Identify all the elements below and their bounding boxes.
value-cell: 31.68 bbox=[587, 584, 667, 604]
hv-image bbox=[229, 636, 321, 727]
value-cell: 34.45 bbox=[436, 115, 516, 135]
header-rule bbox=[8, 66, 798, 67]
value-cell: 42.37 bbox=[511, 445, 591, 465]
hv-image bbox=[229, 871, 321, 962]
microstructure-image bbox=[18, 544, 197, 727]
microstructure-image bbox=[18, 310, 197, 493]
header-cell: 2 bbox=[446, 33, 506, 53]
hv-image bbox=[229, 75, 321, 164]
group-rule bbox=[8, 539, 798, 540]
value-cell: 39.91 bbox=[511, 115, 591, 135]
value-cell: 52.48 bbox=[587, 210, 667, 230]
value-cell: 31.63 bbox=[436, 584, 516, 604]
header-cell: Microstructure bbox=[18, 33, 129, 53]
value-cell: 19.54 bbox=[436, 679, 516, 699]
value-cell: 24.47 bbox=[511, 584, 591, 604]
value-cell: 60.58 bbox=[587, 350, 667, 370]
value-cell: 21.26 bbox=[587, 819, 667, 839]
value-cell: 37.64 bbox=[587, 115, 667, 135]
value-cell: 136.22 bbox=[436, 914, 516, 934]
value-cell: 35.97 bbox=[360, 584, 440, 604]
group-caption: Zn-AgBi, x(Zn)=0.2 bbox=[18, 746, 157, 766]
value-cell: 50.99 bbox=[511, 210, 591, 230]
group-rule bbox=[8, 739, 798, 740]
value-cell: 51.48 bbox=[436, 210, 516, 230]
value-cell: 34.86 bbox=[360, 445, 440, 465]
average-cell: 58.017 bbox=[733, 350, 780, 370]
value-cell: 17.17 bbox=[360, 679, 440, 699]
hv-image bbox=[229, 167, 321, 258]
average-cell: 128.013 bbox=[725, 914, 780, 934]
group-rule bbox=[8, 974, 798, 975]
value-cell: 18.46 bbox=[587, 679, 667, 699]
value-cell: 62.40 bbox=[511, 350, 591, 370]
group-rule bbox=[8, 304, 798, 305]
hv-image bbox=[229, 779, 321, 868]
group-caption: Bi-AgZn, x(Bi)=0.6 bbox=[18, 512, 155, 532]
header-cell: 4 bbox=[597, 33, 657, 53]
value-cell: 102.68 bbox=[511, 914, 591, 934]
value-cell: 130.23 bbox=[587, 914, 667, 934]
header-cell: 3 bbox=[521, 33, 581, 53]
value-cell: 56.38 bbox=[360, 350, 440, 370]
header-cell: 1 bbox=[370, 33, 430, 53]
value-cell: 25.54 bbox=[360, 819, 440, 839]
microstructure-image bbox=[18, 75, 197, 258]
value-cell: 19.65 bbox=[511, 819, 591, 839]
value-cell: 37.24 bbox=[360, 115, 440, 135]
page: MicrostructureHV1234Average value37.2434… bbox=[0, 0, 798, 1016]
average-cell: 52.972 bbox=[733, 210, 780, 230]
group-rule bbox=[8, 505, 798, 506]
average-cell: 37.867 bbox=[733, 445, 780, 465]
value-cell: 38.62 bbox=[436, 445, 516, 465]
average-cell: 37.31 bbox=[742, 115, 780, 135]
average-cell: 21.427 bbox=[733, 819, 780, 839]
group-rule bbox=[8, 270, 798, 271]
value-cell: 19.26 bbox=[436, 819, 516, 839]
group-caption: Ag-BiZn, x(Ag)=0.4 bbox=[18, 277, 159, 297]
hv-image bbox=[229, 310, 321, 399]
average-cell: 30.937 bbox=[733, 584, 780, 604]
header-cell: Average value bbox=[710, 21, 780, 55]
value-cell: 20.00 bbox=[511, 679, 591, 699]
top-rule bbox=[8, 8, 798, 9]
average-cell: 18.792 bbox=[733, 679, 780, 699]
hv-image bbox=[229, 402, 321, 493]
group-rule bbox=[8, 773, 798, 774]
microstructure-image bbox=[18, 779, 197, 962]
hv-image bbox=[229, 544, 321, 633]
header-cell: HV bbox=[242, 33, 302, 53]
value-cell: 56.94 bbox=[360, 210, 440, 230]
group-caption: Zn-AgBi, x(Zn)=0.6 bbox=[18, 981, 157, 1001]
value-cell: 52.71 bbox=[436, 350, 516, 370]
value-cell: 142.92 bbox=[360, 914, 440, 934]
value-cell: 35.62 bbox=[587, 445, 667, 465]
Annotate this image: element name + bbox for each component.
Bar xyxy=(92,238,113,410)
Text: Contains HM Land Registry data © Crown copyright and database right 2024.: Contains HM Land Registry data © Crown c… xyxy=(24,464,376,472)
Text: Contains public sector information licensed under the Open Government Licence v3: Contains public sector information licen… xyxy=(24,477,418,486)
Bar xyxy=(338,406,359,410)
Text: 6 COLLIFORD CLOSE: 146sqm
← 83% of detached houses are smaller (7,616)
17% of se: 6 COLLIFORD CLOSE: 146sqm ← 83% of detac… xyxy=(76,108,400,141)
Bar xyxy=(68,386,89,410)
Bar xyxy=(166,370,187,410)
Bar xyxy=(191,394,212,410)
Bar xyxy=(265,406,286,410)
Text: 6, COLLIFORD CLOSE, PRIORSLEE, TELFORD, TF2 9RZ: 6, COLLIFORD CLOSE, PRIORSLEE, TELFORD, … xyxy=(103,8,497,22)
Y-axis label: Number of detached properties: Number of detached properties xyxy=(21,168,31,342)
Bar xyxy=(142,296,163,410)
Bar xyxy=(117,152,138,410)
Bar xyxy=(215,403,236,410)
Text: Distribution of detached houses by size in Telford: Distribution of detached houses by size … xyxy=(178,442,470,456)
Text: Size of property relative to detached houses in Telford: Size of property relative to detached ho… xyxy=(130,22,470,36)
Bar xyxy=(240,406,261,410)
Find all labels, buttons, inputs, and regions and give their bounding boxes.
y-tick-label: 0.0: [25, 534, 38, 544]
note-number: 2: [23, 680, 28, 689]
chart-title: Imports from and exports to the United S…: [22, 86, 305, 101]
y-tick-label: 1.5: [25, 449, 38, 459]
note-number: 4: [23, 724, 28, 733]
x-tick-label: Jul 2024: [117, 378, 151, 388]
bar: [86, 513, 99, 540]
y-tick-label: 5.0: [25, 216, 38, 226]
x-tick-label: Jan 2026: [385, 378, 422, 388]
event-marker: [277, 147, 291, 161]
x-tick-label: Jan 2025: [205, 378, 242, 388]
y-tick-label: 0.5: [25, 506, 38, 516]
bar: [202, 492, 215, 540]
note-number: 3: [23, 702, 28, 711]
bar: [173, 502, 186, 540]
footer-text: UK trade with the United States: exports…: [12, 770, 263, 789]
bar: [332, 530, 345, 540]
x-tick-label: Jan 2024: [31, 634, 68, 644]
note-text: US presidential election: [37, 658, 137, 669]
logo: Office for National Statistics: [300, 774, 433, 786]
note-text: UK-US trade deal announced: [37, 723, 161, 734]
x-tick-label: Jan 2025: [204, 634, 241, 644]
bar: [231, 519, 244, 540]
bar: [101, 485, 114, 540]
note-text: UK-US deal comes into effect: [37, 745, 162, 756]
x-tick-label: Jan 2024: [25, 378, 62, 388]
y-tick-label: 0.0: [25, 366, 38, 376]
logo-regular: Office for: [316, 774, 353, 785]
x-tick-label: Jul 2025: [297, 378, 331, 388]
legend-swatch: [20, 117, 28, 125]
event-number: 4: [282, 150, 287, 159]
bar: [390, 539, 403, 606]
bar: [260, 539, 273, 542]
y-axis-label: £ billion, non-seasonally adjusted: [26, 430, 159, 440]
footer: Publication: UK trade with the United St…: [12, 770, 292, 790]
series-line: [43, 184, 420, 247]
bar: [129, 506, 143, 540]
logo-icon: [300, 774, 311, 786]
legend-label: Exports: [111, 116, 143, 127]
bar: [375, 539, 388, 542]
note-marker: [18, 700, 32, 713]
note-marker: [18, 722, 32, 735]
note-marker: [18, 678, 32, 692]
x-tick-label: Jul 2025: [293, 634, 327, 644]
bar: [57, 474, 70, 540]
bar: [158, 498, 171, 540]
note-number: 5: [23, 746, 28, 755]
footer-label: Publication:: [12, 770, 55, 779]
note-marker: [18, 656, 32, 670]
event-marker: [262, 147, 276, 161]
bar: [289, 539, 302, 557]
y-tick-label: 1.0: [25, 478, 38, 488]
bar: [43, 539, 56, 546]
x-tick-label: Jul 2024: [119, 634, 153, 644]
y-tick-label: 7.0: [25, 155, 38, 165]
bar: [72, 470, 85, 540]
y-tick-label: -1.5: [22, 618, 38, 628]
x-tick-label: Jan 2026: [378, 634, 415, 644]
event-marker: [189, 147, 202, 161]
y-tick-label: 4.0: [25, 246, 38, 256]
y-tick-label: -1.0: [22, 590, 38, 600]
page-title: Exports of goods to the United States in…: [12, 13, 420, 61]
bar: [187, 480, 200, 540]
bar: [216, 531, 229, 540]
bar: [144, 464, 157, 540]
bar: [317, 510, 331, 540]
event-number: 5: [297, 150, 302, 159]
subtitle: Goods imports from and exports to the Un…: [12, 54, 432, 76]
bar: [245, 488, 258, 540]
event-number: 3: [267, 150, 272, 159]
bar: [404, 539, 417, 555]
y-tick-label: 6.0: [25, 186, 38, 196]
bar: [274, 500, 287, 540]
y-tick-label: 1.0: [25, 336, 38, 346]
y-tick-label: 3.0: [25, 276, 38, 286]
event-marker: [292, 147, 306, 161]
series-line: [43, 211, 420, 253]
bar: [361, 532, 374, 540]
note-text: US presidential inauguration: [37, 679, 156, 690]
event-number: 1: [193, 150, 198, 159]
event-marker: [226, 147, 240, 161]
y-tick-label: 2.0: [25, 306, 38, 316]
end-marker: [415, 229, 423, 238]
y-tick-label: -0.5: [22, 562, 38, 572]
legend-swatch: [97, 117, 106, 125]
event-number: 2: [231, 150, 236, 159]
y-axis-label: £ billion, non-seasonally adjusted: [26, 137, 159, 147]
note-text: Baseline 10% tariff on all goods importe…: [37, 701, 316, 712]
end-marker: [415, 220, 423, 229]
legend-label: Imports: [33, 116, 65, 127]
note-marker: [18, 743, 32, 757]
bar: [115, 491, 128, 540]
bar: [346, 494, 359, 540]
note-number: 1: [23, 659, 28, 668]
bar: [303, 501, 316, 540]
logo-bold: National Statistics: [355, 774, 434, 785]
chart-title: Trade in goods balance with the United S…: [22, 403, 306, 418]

────────────────

Reproduce the material above verbatim, starting with its very first line and going on through the line that contains "hv-image bbox=[229, 167, 321, 258]", including both of those lines.

**CORRECT RESULT:**
Identify all the elements below and their bounding boxes.
value-cell: 31.68 bbox=[587, 584, 667, 604]
hv-image bbox=[229, 636, 321, 727]
value-cell: 34.45 bbox=[436, 115, 516, 135]
header-rule bbox=[8, 66, 798, 67]
value-cell: 42.37 bbox=[511, 445, 591, 465]
hv-image bbox=[229, 871, 321, 962]
microstructure-image bbox=[18, 544, 197, 727]
microstructure-image bbox=[18, 310, 197, 493]
header-cell: 2 bbox=[446, 33, 506, 53]
hv-image bbox=[229, 75, 321, 164]
group-rule bbox=[8, 539, 798, 540]
value-cell: 39.91 bbox=[511, 115, 591, 135]
value-cell: 52.48 bbox=[587, 210, 667, 230]
value-cell: 31.63 bbox=[436, 584, 516, 604]
header-cell: Microstructure bbox=[18, 33, 129, 53]
value-cell: 19.54 bbox=[436, 679, 516, 699]
value-cell: 24.47 bbox=[511, 584, 591, 604]
value-cell: 60.58 bbox=[587, 350, 667, 370]
value-cell: 21.26 bbox=[587, 819, 667, 839]
value-cell: 37.64 bbox=[587, 115, 667, 135]
value-cell: 136.22 bbox=[436, 914, 516, 934]
value-cell: 35.97 bbox=[360, 584, 440, 604]
group-caption: Zn-AgBi, x(Zn)=0.2 bbox=[18, 746, 157, 766]
value-cell: 50.99 bbox=[511, 210, 591, 230]
group-rule bbox=[8, 739, 798, 740]
value-cell: 51.48 bbox=[436, 210, 516, 230]
value-cell: 34.86 bbox=[360, 445, 440, 465]
average-cell: 58.017 bbox=[733, 350, 780, 370]
value-cell: 17.17 bbox=[360, 679, 440, 699]
hv-image bbox=[229, 167, 321, 258]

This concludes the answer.